Saved entries:
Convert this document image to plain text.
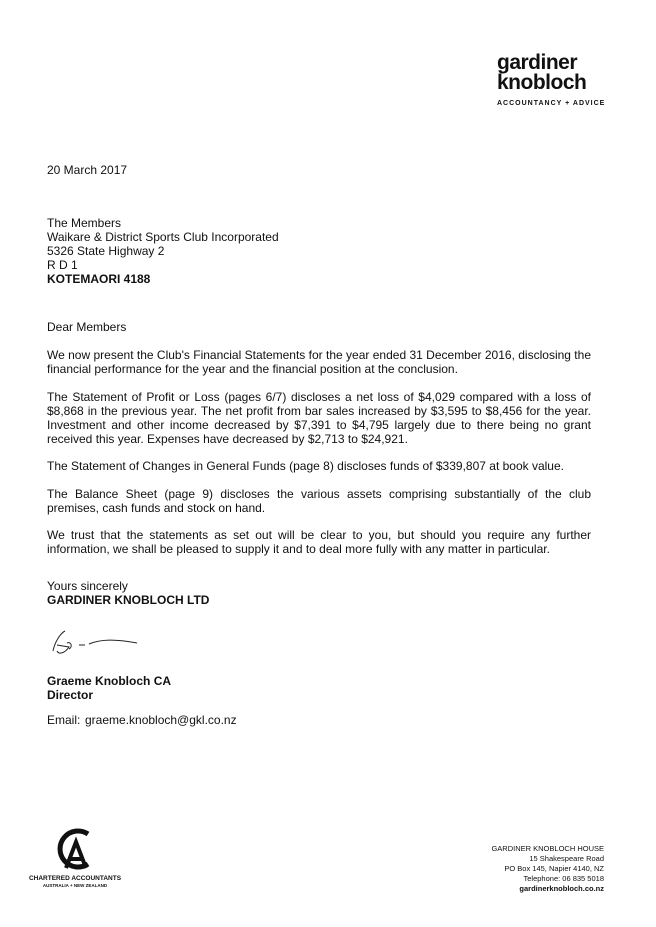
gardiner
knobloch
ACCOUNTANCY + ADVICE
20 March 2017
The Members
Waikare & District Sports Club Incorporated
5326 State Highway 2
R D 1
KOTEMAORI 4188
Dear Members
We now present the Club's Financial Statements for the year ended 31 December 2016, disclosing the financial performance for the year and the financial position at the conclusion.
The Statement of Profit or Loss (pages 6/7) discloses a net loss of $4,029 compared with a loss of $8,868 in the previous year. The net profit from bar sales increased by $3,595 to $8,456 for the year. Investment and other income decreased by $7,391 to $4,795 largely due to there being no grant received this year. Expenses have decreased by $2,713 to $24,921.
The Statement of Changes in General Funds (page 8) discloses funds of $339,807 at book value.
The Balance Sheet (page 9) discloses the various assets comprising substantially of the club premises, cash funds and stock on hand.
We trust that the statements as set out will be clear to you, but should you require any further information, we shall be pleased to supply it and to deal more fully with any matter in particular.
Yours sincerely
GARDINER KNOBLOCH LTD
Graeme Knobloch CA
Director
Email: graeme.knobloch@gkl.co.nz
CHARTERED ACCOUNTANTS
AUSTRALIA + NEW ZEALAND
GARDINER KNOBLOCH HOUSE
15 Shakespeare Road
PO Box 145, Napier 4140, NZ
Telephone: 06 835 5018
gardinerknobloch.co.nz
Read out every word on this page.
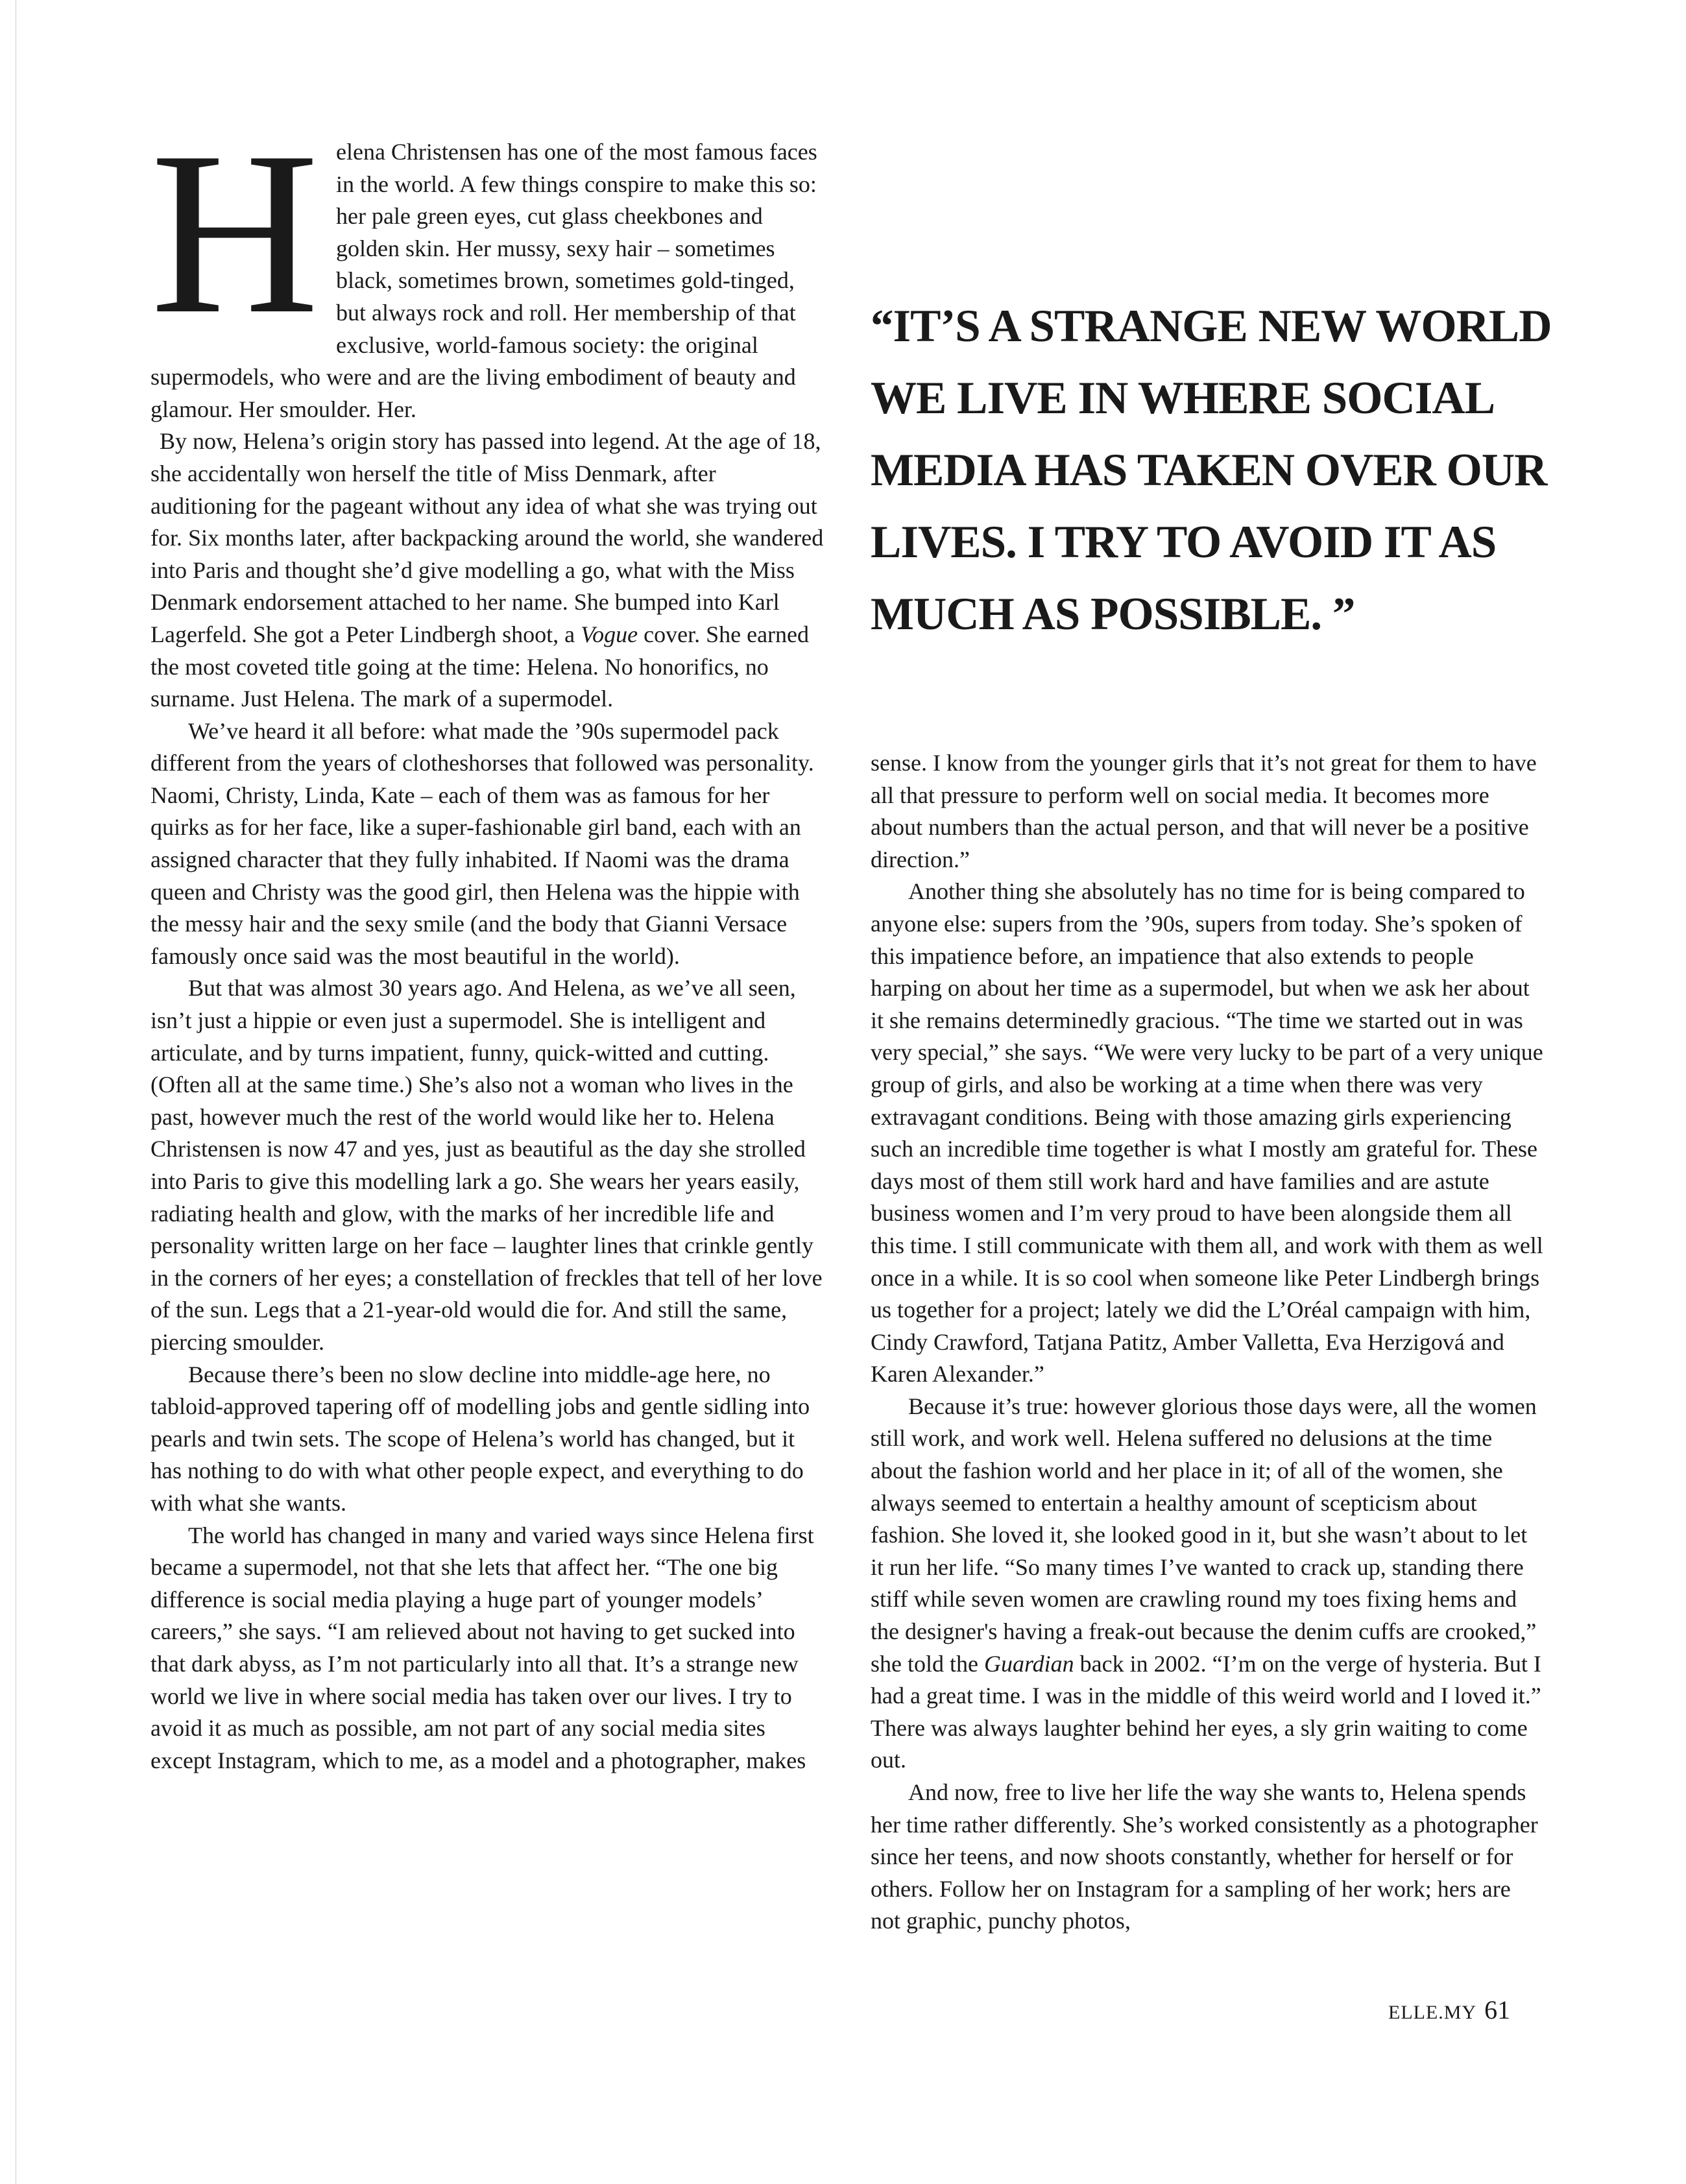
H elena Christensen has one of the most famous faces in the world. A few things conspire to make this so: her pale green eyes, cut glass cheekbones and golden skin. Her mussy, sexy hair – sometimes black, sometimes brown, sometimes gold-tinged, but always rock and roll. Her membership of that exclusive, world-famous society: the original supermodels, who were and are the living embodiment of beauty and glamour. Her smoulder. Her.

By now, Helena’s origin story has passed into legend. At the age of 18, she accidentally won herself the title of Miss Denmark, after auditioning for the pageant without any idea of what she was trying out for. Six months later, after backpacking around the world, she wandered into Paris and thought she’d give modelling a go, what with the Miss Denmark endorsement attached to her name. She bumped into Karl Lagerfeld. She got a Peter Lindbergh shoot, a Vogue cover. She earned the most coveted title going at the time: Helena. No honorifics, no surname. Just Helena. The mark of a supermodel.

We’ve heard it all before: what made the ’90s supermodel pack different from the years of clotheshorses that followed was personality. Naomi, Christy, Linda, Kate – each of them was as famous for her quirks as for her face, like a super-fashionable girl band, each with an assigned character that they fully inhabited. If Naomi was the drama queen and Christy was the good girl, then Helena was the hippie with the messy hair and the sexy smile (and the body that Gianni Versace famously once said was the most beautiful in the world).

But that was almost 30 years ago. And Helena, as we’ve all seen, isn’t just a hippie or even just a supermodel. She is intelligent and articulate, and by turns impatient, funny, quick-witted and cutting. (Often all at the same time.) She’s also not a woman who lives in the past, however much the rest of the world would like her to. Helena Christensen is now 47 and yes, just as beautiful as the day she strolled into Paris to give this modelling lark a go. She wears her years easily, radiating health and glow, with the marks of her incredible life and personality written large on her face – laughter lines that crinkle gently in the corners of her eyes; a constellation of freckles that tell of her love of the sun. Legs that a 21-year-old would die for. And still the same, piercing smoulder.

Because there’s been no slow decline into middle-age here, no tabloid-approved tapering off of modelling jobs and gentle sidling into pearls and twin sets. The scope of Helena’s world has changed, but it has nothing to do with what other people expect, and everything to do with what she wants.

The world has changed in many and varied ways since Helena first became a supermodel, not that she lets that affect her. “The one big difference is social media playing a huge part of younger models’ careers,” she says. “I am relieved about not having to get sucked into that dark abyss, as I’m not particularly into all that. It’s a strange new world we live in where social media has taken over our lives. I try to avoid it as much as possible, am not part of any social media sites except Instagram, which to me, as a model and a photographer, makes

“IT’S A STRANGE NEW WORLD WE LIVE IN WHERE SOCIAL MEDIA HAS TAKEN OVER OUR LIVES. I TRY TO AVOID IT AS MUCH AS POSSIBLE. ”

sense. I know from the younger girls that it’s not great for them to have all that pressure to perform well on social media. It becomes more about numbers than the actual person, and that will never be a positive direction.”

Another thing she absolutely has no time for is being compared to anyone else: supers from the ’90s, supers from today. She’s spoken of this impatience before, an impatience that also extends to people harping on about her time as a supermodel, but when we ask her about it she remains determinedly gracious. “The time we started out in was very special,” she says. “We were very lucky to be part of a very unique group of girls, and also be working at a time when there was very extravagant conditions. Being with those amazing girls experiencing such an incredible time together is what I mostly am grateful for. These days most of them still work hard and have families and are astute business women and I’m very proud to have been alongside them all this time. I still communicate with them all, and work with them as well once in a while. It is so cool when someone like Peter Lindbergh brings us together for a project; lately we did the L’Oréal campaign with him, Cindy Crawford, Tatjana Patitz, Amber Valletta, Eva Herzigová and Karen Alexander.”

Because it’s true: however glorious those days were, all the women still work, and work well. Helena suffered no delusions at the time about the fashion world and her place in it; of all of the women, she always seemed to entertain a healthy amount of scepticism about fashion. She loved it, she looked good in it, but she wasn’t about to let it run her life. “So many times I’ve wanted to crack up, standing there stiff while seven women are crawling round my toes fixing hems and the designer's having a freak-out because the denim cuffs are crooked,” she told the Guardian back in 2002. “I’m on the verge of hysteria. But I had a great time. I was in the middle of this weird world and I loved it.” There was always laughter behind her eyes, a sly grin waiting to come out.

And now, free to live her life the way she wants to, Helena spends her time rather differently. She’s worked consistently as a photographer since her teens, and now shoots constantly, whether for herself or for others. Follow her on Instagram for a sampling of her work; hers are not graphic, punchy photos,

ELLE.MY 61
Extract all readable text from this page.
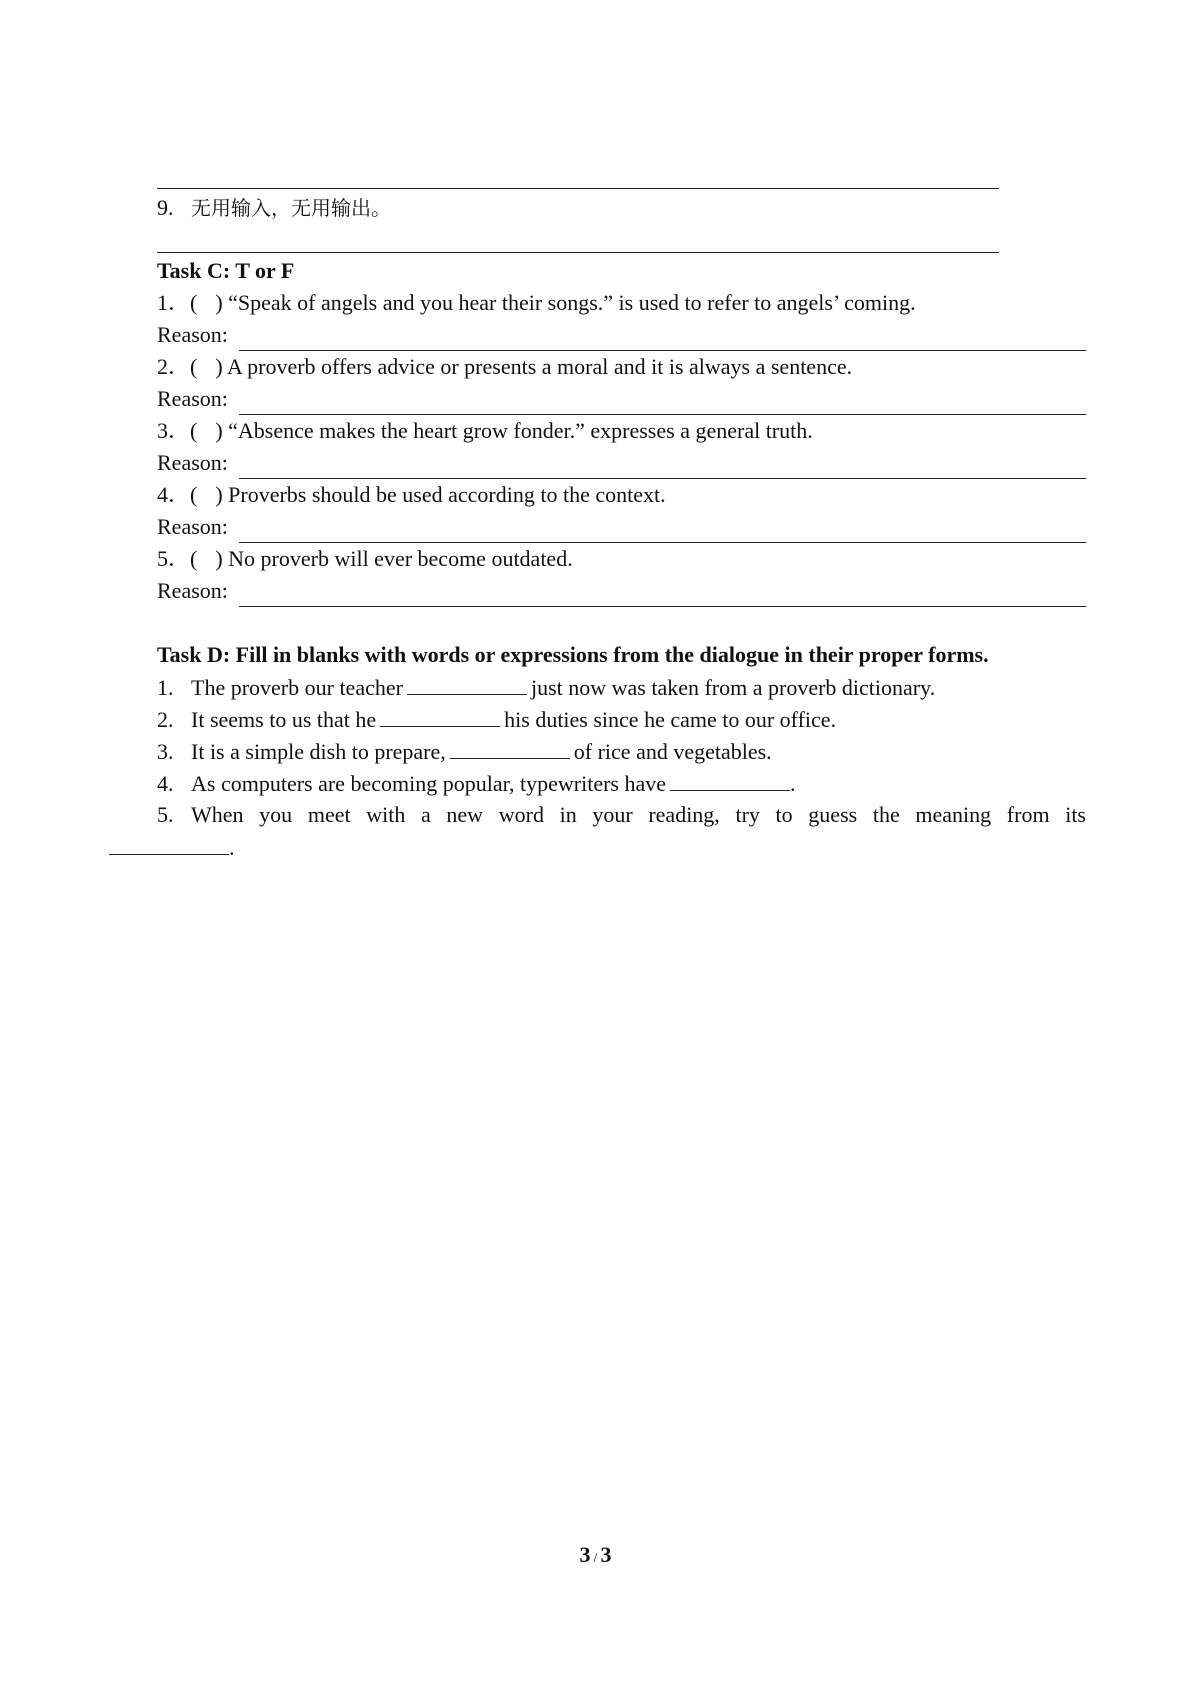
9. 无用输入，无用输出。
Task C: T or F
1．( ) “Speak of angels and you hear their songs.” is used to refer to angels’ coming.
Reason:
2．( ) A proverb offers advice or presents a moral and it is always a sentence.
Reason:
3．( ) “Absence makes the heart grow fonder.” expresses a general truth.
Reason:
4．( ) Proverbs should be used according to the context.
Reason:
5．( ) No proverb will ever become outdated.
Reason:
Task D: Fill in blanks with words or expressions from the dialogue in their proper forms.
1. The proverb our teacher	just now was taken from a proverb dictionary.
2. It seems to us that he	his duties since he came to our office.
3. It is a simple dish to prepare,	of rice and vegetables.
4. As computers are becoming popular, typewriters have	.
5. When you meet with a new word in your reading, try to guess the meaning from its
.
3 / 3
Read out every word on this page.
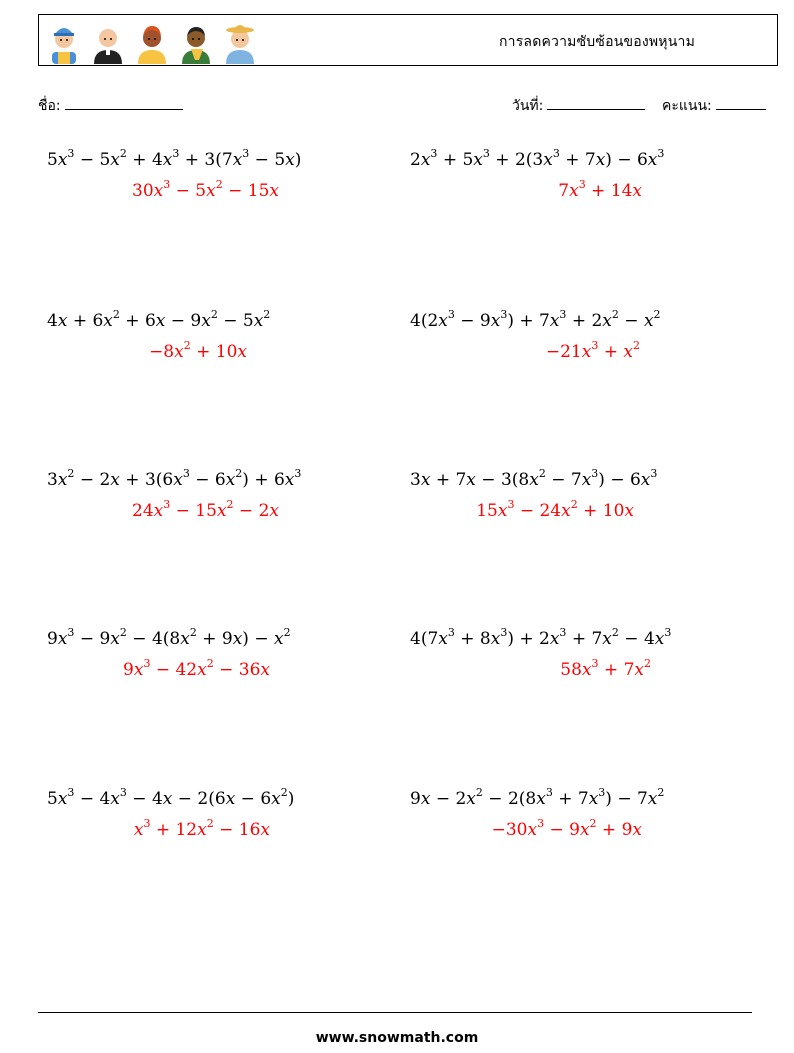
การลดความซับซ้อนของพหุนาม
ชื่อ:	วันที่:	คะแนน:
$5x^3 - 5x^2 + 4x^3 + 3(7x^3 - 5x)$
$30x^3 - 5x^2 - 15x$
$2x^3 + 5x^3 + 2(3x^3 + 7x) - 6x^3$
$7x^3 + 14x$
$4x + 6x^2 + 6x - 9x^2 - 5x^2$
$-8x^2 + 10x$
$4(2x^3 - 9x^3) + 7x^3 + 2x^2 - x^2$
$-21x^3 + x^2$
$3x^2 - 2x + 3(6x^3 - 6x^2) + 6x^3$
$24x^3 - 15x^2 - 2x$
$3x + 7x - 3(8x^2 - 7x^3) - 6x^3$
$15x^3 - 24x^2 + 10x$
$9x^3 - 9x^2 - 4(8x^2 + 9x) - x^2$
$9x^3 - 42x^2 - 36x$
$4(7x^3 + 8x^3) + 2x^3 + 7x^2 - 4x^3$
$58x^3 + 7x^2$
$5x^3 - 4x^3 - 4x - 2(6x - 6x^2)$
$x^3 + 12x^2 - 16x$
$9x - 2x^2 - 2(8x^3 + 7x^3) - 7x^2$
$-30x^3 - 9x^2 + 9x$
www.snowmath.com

(WRITTEN EXERCISE): From the data above, copy each line that holds "great".

(RESULT):
sense. I know from the younger girls that it’s not great for them to have all that pressure to perform well on social media. It becomes more about numbers than the actual person, and that will never be a positive direction.”
Because it’s true: however glorious those days were, all the women still work, and work well. Helena suffered no delusions at the time about the fashion world and her place in it; of all of the women, she always seemed to entertain a healthy amount of scepticism about fashion. She loved it, she looked good in it, but she wasn’t about to let it run her life. “So many times I’ve wanted to crack up, standing there stiff while seven women are crawling round my toes fixing hems and the designer's having a freak-out because the denim cuffs are crooked,” she told the Guardian back in 2002. “I’m on the verge of hysteria. But I had a great time. I was in the middle of this weird world and I loved it.” There was always laughter behind her eyes, a sly grin waiting to come out.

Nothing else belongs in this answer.